→ EXERCISE DATA
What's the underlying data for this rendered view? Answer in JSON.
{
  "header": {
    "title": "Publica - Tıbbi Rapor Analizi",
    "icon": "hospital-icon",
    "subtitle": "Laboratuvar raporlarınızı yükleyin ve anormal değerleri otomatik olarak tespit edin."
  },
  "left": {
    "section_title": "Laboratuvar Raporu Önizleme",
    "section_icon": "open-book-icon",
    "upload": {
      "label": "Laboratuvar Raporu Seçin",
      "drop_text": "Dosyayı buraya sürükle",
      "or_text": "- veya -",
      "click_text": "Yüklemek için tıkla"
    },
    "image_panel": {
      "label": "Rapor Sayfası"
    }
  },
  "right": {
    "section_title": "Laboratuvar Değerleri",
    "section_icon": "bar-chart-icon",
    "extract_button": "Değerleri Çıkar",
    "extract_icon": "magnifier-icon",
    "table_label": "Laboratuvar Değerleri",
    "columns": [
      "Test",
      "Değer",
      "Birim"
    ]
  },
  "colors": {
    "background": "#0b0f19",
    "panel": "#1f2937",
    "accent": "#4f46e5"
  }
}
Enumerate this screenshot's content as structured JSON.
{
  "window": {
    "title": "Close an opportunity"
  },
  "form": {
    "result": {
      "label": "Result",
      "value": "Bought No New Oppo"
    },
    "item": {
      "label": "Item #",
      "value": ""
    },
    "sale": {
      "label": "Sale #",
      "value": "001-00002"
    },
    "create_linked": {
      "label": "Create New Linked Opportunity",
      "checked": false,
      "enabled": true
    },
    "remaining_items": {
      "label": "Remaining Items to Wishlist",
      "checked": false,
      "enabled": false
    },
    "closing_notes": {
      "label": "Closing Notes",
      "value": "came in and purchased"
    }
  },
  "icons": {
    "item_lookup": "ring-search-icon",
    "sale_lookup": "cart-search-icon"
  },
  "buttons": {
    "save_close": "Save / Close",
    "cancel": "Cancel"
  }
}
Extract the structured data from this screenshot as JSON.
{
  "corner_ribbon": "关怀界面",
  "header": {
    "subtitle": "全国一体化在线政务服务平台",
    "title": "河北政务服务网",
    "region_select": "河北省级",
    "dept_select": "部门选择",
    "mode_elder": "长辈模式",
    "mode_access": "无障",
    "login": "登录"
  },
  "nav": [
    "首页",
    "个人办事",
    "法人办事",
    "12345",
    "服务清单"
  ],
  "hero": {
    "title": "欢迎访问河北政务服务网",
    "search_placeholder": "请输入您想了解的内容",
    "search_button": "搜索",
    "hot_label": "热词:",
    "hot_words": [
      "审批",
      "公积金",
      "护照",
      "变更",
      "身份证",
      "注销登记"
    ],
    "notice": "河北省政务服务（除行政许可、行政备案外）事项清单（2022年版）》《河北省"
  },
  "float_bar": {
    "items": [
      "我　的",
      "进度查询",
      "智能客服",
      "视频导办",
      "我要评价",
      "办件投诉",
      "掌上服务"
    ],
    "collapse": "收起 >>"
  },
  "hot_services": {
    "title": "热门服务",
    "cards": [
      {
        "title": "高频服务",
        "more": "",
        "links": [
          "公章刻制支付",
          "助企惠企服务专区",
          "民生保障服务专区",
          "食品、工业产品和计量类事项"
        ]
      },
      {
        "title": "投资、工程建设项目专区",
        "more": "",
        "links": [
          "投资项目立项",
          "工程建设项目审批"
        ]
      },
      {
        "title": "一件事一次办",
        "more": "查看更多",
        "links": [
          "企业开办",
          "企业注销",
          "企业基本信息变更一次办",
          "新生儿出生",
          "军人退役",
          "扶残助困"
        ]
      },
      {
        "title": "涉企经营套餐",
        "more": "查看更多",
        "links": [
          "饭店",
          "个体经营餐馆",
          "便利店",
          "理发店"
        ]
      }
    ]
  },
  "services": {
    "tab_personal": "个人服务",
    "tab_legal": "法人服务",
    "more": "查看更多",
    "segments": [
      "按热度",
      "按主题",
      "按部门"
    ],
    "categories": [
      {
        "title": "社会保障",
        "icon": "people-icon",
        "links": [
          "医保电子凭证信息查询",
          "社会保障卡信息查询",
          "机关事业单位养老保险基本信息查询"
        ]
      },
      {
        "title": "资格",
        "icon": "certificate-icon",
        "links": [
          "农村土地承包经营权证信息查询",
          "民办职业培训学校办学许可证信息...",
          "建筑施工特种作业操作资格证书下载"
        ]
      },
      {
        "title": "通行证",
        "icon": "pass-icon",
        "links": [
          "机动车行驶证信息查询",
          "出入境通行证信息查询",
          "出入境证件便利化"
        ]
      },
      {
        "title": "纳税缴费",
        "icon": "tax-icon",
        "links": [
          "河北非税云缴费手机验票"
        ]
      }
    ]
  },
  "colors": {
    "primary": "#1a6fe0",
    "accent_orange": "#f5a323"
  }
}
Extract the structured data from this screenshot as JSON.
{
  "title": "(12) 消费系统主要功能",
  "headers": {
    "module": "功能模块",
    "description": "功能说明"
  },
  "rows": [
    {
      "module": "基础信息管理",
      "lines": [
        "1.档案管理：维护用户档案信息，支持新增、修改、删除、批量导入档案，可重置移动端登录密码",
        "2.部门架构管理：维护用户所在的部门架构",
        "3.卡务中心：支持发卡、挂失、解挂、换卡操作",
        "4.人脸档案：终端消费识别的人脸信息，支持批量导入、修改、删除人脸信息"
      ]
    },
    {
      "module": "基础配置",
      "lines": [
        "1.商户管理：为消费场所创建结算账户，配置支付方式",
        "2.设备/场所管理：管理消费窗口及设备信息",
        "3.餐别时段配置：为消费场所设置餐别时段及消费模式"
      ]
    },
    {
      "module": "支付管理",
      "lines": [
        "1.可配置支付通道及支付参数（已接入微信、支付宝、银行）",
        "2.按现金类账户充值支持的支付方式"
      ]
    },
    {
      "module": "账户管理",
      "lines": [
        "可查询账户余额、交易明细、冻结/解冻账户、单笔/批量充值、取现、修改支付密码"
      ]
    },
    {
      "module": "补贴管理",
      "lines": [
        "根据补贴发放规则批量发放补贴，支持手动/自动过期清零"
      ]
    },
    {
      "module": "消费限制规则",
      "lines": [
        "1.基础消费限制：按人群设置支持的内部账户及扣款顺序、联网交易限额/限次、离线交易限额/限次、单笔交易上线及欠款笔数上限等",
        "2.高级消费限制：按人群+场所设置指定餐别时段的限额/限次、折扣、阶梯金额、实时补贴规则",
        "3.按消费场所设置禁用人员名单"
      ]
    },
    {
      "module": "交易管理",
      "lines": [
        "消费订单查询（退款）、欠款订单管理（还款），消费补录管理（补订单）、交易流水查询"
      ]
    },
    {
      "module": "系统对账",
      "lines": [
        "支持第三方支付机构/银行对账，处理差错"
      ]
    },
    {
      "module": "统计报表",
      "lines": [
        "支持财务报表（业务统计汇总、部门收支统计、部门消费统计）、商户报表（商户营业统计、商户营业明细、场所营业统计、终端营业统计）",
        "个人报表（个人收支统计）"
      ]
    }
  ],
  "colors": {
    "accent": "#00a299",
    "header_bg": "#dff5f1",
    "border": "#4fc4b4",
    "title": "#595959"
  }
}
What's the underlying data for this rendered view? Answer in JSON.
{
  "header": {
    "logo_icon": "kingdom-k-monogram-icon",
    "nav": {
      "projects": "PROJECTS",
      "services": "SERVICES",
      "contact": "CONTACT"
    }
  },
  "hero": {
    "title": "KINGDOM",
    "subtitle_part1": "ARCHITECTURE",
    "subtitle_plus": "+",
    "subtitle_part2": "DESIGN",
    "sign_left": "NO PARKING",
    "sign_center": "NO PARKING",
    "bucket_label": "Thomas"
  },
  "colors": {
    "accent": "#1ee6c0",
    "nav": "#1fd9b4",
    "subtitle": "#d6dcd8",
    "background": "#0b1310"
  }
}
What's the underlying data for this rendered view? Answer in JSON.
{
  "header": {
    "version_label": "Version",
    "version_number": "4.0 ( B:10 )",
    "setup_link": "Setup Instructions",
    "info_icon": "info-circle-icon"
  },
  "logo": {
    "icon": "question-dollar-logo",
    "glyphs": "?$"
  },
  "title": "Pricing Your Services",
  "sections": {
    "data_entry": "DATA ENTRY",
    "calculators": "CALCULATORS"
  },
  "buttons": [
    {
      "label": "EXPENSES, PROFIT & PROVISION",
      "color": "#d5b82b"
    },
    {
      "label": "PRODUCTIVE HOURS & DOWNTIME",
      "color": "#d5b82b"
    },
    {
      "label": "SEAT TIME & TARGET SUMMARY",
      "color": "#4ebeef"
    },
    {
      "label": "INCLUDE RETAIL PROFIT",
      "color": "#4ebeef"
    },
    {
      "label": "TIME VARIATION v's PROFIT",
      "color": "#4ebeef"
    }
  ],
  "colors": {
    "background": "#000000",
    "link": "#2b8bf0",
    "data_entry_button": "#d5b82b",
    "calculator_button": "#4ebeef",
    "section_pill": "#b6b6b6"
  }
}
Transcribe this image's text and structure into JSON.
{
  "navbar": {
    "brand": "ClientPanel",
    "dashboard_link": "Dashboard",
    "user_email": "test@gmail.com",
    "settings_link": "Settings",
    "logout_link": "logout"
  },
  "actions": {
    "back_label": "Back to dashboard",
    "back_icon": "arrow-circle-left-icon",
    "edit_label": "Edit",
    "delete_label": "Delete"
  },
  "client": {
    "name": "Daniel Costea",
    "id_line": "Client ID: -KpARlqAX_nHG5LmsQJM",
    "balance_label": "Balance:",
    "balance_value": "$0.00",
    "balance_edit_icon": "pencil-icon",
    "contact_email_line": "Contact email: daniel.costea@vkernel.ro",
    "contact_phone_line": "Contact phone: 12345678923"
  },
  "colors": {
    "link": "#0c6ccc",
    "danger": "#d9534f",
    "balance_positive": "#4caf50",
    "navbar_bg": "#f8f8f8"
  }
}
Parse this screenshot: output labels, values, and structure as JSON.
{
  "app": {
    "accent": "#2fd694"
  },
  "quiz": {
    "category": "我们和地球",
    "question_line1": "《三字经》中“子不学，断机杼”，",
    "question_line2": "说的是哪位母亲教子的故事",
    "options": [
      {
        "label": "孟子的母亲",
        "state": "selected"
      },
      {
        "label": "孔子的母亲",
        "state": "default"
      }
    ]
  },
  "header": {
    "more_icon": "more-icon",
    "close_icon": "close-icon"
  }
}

→ WHAT IS NEEDED
Go back to the data above and please quote exactly, and only, the lines from the line with "Parse this screenshot: output" through its last line.

→ RESULT OF THIS TASK
Parse this screenshot: output labels, values, and structure as JSON.
{
  "app": {
    "accent": "#2fd694"
  },
  "quiz": {
    "category": "我们和地球",
    "question_line1": "《三字经》中“子不学，断机杼”，",
    "question_line2": "说的是哪位母亲教子的故事",
    "options": [
      {
        "label": "孟子的母亲",
        "state": "selected"
      },
      {
        "label": "孔子的母亲",
        "state": "default"
      }
    ]
  },
  "header": {
    "more_icon": "more-icon",
    "close_icon": "close-icon"
  }
}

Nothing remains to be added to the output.